Exclude the pictures, then copy all remaining records exactly.

--- START Materials provided ---

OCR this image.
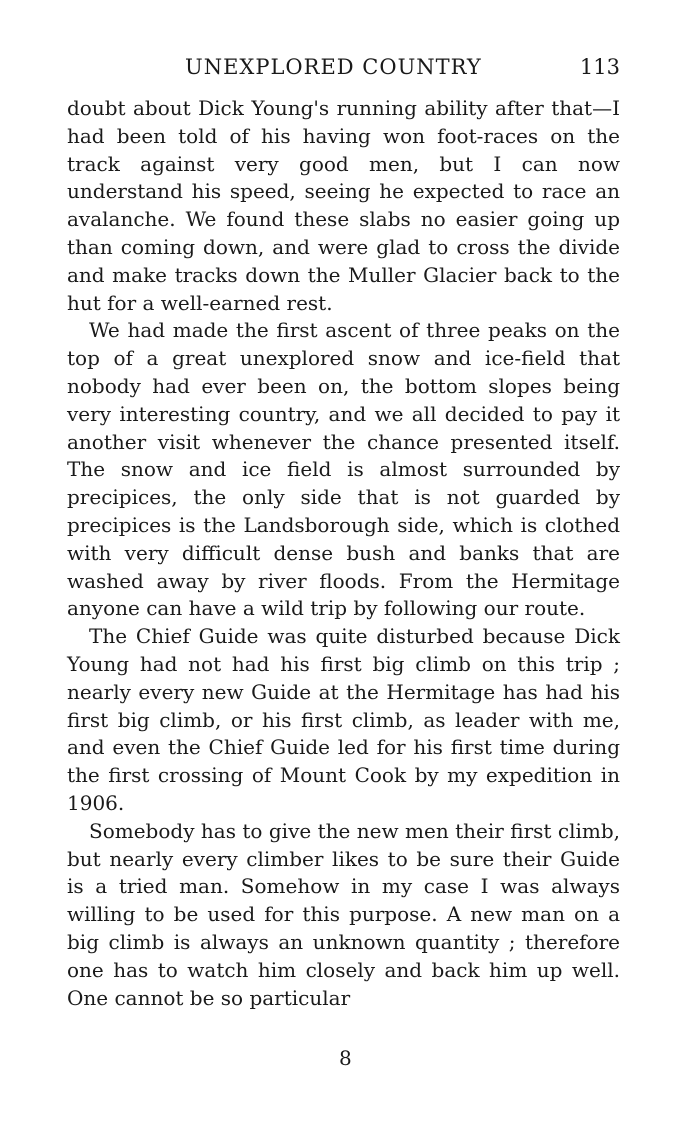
UNEXPLORED COUNTRY	113

doubt about Dick Young's running ability after that—I had been told of his having won foot-races on the track against very good men, but I can now understand his speed, seeing he expected to race an avalanche. We found these slabs no easier going up than coming down, and were glad to cross the divide and make tracks down the Muller Glacier back to the hut for a well-earned rest.

We had made the first ascent of three peaks on the top of a great unexplored snow and ice-field that nobody had ever been on, the bottom slopes being very interesting country, and we all decided to pay it another visit whenever the chance presented itself. The snow and ice field is almost surrounded by precipices, the only side that is not guarded by precipices is the Landsborough side, which is clothed with very difficult dense bush and banks that are washed away by river floods. From the Hermitage anyone can have a wild trip by following our route.

The Chief Guide was quite disturbed because Dick Young had not had his first big climb on this trip ; nearly every new Guide at the Hermitage has had his first big climb, or his first climb, as leader with me, and even the Chief Guide led for his first time during the first crossing of Mount Cook by my expedition in 1906.

Somebody has to give the new men their first climb, but nearly every climber likes to be sure their Guide is a tried man. Somehow in my case I was always willing to be used for this purpose. A new man on a big climb is always an unknown quantity ; therefore one has to watch him closely and back him up well. One cannot be so particular

8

--- END Materials provided ---

Answer in full:
OCR this image.
UNEXPLORED COUNTRY	113

doubt about Dick Young's running ability after that—I had been told of his having won foot-races on the track against very good men, but I can now understand his speed, seeing he expected to race an avalanche. We found these slabs no easier going up than coming down, and were glad to cross the divide and make tracks down the Muller Glacier back to the hut for a well-earned rest.

We had made the first ascent of three peaks on the top of a great unexplored snow and ice-field that nobody had ever been on, the bottom slopes being very interesting country, and we all decided to pay it another visit whenever the chance presented itself. The snow and ice field is almost surrounded by precipices, the only side that is not guarded by precipices is the Landsborough side, which is clothed with very difficult dense bush and banks that are washed away by river floods. From the Hermitage anyone can have a wild trip by following our route.

The Chief Guide was quite disturbed because Dick Young had not had his first big climb on this trip ; nearly every new Guide at the Hermitage has had his first big climb, or his first climb, as leader with me, and even the Chief Guide led for his first time during the first crossing of Mount Cook by my expedition in 1906.

Somebody has to give the new men their first climb, but nearly every climber likes to be sure their Guide is a tried man. Somehow in my case I was always willing to be used for this purpose. A new man on a big climb is always an unknown quantity ; therefore one has to watch him closely and back him up well. One cannot be so particular

8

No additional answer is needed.